### DATA SHOWN
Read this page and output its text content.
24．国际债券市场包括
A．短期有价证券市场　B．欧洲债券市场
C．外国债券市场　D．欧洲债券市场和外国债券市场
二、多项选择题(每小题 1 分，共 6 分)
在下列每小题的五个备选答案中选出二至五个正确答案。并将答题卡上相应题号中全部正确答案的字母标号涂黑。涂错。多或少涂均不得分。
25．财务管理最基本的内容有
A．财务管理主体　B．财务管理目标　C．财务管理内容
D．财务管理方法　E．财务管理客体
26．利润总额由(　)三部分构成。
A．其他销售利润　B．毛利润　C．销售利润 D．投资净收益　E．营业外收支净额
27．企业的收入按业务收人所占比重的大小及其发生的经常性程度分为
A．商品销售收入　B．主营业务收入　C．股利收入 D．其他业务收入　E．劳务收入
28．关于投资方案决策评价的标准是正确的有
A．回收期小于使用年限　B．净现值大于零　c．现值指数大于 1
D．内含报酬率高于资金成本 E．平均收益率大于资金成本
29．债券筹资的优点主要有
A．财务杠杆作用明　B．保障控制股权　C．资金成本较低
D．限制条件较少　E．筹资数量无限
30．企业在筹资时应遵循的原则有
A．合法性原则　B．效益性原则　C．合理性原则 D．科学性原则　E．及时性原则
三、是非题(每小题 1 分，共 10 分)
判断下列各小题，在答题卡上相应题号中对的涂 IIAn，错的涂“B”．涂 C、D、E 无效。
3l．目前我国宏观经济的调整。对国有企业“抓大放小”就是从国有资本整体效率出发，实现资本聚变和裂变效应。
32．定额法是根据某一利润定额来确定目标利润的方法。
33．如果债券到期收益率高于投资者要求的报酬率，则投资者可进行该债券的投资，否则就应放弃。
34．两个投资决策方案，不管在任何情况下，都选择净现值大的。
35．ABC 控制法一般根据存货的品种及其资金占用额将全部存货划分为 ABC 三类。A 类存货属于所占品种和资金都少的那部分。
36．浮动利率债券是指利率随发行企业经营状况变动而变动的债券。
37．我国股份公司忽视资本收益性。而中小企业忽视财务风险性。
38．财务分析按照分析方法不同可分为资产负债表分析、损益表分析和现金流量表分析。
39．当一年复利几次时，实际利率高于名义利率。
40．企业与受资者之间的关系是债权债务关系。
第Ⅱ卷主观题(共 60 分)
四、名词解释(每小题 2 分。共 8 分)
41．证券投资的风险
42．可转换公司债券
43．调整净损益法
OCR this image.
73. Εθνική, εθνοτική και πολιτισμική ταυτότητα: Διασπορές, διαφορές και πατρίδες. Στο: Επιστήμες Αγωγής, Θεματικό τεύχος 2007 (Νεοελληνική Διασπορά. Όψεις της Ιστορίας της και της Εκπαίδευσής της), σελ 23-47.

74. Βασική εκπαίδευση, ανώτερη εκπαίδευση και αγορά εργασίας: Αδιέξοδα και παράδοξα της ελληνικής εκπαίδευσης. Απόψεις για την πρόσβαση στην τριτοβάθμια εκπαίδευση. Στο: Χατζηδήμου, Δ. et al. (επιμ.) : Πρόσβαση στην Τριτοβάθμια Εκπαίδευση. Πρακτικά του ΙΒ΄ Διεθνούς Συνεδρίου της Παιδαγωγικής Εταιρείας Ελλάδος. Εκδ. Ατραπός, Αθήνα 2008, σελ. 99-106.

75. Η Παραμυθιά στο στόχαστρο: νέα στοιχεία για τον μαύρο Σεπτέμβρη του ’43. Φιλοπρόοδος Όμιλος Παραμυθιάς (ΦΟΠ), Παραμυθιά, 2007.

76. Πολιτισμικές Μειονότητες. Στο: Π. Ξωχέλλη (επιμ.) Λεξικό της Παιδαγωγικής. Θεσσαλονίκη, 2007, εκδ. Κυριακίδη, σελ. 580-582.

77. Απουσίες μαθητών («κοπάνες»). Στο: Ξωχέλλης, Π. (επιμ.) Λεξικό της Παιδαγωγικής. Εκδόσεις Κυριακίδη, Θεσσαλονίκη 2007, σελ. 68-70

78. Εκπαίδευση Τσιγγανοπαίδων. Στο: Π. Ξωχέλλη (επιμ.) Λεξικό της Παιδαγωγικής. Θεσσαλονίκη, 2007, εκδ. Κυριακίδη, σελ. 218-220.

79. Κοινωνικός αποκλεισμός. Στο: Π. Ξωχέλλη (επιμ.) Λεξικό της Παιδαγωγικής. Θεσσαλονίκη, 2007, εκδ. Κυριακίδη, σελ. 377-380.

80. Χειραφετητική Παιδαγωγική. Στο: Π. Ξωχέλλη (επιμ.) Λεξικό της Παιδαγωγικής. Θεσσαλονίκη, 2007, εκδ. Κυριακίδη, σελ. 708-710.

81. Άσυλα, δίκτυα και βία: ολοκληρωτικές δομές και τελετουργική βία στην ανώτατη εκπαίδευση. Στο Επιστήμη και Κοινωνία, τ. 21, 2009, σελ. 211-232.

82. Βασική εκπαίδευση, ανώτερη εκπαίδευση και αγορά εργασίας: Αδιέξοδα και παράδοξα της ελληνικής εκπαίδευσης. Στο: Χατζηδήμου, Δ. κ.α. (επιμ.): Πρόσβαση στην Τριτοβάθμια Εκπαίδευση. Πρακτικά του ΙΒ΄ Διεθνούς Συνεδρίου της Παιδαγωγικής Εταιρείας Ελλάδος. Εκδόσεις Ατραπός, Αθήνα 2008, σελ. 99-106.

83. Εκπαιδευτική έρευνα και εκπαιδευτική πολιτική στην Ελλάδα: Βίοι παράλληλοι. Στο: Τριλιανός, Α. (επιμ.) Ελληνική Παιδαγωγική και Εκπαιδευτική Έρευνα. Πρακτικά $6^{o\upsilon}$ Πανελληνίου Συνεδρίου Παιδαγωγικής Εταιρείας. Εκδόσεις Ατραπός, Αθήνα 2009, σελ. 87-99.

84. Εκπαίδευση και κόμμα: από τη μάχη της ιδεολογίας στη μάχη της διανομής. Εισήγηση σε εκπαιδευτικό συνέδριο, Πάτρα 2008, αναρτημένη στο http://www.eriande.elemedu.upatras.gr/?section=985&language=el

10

### AIM
Locate each line containing the string "ελληνικής" and show it.

### THE REPLY
74. Βασική εκπαίδευση, ανώτερη εκπαίδευση και αγορά εργασίας: Αδιέξοδα και παράδοξα της ελληνικής εκπαίδευσης. Απόψεις για την πρόσβαση στην τριτοβάθμια εκπαίδευση. Στο: Χατζηδήμου, Δ. et al. (επιμ.) : Πρόσβαση στην Τριτοβάθμια Εκπαίδευση. Πρακτικά του ΙΒ΄ Διεθνούς Συνεδρίου της Παιδαγωγικής Εταιρείας Ελλάδος. Εκδ. Ατραπός, Αθήνα 2008, σελ. 99-106.
82. Βασική εκπαίδευση, ανώτερη εκπαίδευση και αγορά εργασίας: Αδιέξοδα και παράδοξα της ελληνικής εκπαίδευσης. Στο: Χατζηδήμου, Δ. κ.α. (επιμ.): Πρόσβαση στην Τριτοβάθμια Εκπαίδευση. Πρακτικά του ΙΒ΄ Διεθνούς Συνεδρίου της Παιδαγωγικής Εταιρείας Ελλάδος. Εκδόσεις Ατραπός, Αθήνα 2008, σελ. 99-106.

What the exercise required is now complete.